Exercise materials
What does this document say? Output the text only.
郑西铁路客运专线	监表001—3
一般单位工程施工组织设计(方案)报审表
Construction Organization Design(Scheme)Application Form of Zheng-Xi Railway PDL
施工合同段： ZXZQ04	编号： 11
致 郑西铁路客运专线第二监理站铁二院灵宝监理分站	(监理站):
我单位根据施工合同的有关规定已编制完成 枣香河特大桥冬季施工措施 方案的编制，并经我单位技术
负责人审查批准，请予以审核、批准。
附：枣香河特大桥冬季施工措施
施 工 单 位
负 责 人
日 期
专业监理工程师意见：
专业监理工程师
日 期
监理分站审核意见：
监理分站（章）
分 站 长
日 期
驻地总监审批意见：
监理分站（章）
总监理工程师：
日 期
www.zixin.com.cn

Directions for this task
Reproduce the complete set of lines precisely as supplied.

Output of the task
What does this document say? Output the text only.
郑西铁路客运专线	监表001—3
一般单位工程施工组织设计(方案)报审表
Construction Organization Design(Scheme)Application Form of Zheng-Xi Railway PDL
施工合同段： ZXZQ04	编号： 11
致 郑西铁路客运专线第二监理站铁二院灵宝监理分站	(监理站):
我单位根据施工合同的有关规定已编制完成 枣香河特大桥冬季施工措施 方案的编制，并经我单位技术
负责人审查批准，请予以审核、批准。
附：枣香河特大桥冬季施工措施
施 工 单 位
负 责 人
日 期
专业监理工程师意见：
专业监理工程师
日 期
监理分站审核意见：
监理分站（章）
分 站 长
日 期
驻地总监审批意见：
监理分站（章）
总监理工程师：
日 期
www.zixin.com.cn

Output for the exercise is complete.